### Records supplied ###

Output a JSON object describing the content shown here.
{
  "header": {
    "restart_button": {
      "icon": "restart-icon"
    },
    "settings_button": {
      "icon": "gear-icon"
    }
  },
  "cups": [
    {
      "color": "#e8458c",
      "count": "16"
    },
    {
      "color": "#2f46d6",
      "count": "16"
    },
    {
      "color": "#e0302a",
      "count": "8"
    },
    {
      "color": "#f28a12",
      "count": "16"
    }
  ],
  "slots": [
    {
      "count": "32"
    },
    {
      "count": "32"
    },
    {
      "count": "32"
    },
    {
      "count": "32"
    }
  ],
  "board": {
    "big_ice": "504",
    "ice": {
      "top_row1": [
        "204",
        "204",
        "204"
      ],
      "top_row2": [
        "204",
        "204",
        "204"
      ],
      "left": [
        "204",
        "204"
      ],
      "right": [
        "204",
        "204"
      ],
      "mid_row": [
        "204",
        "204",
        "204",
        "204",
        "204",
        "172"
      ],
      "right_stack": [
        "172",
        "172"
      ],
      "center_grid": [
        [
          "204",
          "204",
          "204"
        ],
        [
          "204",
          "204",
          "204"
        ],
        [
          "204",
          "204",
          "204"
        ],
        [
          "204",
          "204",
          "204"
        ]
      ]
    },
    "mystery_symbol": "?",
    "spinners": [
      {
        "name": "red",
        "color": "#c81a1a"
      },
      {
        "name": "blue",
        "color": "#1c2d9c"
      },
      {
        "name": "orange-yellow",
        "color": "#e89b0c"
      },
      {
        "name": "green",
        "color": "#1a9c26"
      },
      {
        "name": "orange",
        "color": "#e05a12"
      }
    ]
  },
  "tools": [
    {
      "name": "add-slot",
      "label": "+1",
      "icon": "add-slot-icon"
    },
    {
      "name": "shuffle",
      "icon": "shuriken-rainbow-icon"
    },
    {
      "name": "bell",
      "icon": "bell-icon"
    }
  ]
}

###

# What this task involves
Output every line above without altering anything.

# The reply
Output a JSON object describing the content shown here.
{
  "header": {
    "restart_button": {
      "icon": "restart-icon"
    },
    "settings_button": {
      "icon": "gear-icon"
    }
  },
  "cups": [
    {
      "color": "#e8458c",
      "count": "16"
    },
    {
      "color": "#2f46d6",
      "count": "16"
    },
    {
      "color": "#e0302a",
      "count": "8"
    },
    {
      "color": "#f28a12",
      "count": "16"
    }
  ],
  "slots": [
    {
      "count": "32"
    },
    {
      "count": "32"
    },
    {
      "count": "32"
    },
    {
      "count": "32"
    }
  ],
  "board": {
    "big_ice": "504",
    "ice": {
      "top_row1": [
        "204",
        "204",
        "204"
      ],
      "top_row2": [
        "204",
        "204",
        "204"
      ],
      "left": [
        "204",
        "204"
      ],
      "right": [
        "204",
        "204"
      ],
      "mid_row": [
        "204",
        "204",
        "204",
        "204",
        "204",
        "172"
      ],
      "right_stack": [
        "172",
        "172"
      ],
      "center_grid": [
        [
          "204",
          "204",
          "204"
        ],
        [
          "204",
          "204",
          "204"
        ],
        [
          "204",
          "204",
          "204"
        ],
        [
          "204",
          "204",
          "204"
        ]
      ]
    },
    "mystery_symbol": "?",
    "spinners": [
      {
        "name": "red",
        "color": "#c81a1a"
      },
      {
        "name": "blue",
        "color": "#1c2d9c"
      },
      {
        "name": "orange-yellow",
        "color": "#e89b0c"
      },
      {
        "name": "green",
        "color": "#1a9c26"
      },
      {
        "name": "orange",
        "color": "#e05a12"
      }
    ]
  },
  "tools": [
    {
      "name": "add-slot",
      "label": "+1",
      "icon": "add-slot-icon"
    },
    {
      "name": "shuffle",
      "icon": "shuriken-rainbow-icon"
    },
    {
      "name": "bell",
      "icon": "bell-icon"
    }
  ]
}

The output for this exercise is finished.